- **Request**
State the count of lines below in which the word "dies" appears, and add nothing.
==========
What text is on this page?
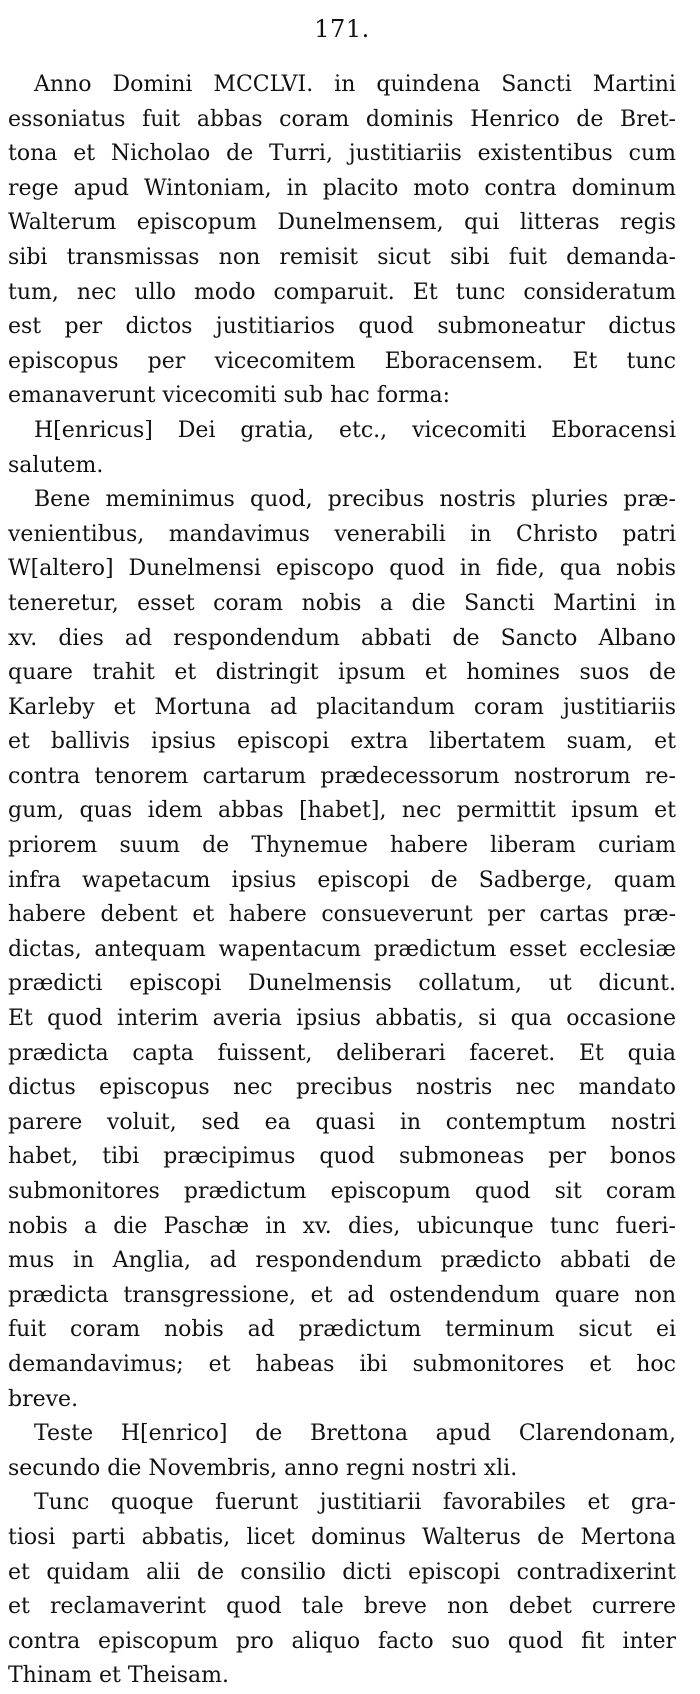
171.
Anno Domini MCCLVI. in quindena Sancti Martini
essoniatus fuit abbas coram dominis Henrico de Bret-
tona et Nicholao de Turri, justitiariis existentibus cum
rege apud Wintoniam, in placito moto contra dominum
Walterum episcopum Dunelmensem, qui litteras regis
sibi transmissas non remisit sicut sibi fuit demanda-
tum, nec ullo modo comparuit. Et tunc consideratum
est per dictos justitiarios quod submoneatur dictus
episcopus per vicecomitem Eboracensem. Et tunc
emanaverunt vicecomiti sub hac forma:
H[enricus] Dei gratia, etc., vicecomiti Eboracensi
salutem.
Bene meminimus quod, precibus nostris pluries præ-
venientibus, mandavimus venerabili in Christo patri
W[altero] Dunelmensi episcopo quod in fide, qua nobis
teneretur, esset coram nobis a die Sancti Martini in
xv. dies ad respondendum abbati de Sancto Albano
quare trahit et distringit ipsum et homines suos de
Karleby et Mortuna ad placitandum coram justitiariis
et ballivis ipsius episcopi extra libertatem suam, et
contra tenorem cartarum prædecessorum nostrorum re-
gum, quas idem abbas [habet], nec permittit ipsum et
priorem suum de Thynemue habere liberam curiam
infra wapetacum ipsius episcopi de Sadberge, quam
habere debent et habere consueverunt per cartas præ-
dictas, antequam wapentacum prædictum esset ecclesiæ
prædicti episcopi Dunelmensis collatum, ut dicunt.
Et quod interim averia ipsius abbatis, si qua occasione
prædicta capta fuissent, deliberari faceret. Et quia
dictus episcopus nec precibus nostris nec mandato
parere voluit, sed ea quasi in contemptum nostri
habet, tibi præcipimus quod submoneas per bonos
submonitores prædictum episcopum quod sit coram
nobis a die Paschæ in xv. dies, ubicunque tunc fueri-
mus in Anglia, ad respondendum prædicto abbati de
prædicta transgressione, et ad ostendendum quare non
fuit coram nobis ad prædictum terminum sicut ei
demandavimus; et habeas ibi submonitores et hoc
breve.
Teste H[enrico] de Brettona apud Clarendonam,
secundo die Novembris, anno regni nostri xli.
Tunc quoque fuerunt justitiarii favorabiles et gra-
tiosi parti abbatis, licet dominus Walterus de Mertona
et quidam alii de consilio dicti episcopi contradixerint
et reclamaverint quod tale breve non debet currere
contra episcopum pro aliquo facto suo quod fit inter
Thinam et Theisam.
==========
- **Output of the exercise**
2